Dataset items:

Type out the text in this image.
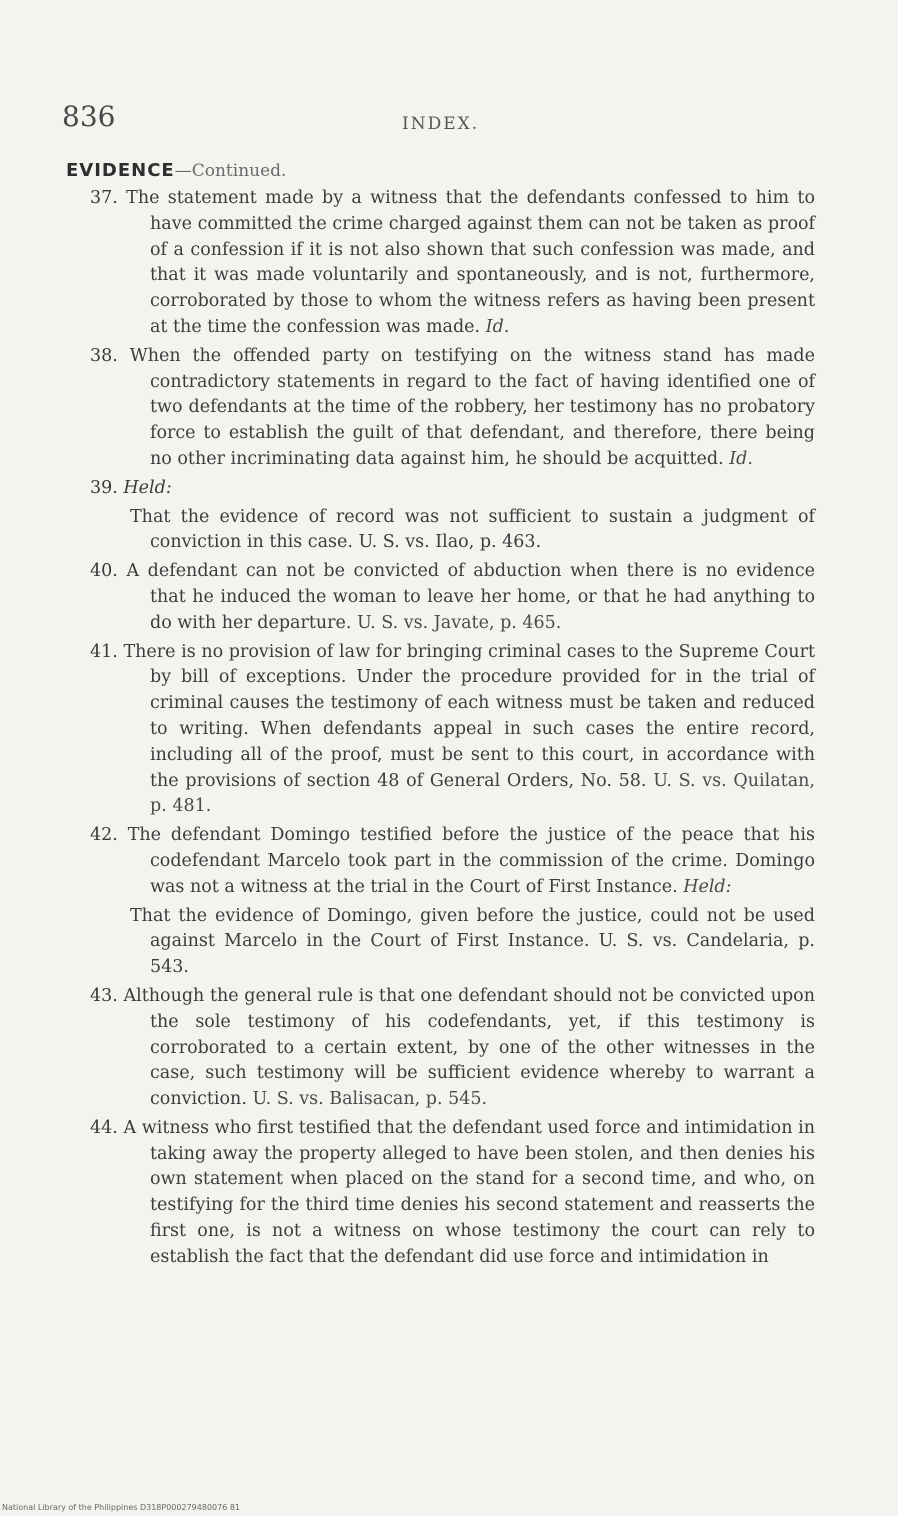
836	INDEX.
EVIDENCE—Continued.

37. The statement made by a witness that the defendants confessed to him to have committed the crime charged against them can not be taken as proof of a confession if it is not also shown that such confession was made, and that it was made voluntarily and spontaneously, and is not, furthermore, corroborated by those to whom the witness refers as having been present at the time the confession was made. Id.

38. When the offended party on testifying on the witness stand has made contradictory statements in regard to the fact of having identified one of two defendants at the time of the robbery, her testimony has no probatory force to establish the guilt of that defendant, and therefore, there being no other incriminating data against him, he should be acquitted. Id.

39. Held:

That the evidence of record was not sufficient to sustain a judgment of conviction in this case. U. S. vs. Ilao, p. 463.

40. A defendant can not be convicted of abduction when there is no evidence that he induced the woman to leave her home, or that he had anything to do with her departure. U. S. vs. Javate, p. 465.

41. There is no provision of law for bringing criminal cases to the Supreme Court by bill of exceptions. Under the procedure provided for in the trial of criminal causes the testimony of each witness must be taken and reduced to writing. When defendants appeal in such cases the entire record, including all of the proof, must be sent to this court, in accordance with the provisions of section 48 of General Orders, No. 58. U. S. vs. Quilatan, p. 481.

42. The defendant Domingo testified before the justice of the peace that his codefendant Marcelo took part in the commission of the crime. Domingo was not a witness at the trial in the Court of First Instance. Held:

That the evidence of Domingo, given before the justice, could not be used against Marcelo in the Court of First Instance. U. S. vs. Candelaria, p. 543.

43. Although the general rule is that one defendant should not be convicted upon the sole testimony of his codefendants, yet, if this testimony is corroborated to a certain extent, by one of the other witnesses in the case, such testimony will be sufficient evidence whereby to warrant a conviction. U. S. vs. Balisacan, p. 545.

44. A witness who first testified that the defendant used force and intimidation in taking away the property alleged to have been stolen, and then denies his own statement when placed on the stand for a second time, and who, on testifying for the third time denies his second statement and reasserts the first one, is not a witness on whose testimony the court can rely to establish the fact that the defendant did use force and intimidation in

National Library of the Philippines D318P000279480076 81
--
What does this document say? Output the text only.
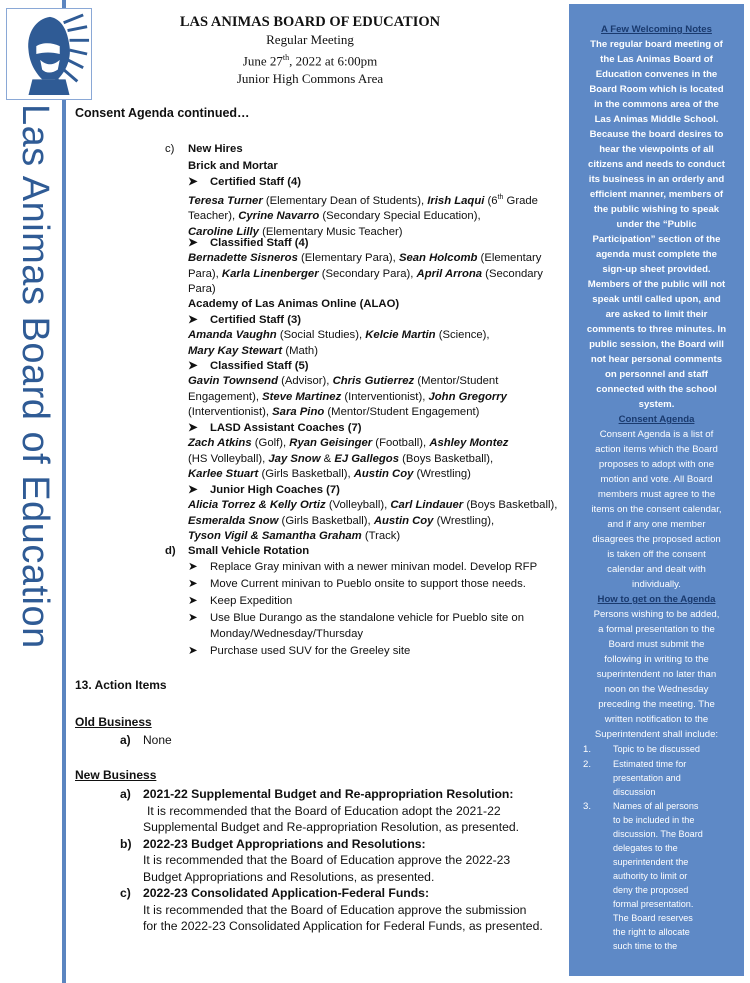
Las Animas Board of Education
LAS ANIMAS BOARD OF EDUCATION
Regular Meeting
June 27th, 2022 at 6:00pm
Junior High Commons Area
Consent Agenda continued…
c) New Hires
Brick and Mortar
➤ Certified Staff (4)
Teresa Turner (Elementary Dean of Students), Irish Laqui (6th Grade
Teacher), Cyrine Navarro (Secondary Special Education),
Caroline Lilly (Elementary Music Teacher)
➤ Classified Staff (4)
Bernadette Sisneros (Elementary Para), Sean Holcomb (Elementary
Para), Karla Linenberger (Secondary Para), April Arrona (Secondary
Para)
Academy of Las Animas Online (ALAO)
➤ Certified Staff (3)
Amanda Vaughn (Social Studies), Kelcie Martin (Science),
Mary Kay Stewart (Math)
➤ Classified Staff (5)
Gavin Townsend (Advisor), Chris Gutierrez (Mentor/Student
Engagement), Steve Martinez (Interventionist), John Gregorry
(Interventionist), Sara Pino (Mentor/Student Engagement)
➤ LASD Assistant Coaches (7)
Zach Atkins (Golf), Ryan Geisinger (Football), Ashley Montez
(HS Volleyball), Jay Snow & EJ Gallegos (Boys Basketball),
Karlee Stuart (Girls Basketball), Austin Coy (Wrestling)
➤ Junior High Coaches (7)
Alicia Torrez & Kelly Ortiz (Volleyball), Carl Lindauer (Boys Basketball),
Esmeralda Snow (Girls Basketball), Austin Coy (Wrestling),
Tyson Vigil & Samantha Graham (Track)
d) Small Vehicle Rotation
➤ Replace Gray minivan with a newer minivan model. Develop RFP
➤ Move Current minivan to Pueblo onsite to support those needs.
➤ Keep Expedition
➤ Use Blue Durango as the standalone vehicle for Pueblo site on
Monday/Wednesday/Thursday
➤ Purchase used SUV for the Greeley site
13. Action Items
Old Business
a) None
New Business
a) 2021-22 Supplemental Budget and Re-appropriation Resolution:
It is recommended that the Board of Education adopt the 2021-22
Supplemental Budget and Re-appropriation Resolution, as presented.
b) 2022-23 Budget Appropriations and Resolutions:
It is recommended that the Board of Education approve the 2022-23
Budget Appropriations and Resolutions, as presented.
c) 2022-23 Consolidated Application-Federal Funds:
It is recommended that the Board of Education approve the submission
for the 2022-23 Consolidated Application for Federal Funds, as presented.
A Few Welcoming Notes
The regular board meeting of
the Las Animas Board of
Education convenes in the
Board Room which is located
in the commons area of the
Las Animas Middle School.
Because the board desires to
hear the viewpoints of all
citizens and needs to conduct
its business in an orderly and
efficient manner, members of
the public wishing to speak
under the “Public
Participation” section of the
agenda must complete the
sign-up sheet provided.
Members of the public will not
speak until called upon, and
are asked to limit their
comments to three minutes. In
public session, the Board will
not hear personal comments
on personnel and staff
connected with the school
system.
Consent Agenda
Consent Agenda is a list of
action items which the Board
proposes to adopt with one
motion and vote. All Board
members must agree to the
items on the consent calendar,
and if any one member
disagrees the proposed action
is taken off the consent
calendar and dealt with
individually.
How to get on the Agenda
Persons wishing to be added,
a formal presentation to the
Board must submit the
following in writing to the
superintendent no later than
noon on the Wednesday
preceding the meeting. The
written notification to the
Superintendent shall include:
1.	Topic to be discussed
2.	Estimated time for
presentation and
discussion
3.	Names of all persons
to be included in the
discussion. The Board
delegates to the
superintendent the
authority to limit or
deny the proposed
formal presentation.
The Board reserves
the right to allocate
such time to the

Stated exercise: Filter the records above for "Volleyball" and copy every matching line.

Task result:
(HS Volleyball), Jay Snow & EJ Gallegos (Boys Basketball),
Alicia Torrez & Kelly Ortiz (Volleyball), Carl Lindauer (Boys Basketball),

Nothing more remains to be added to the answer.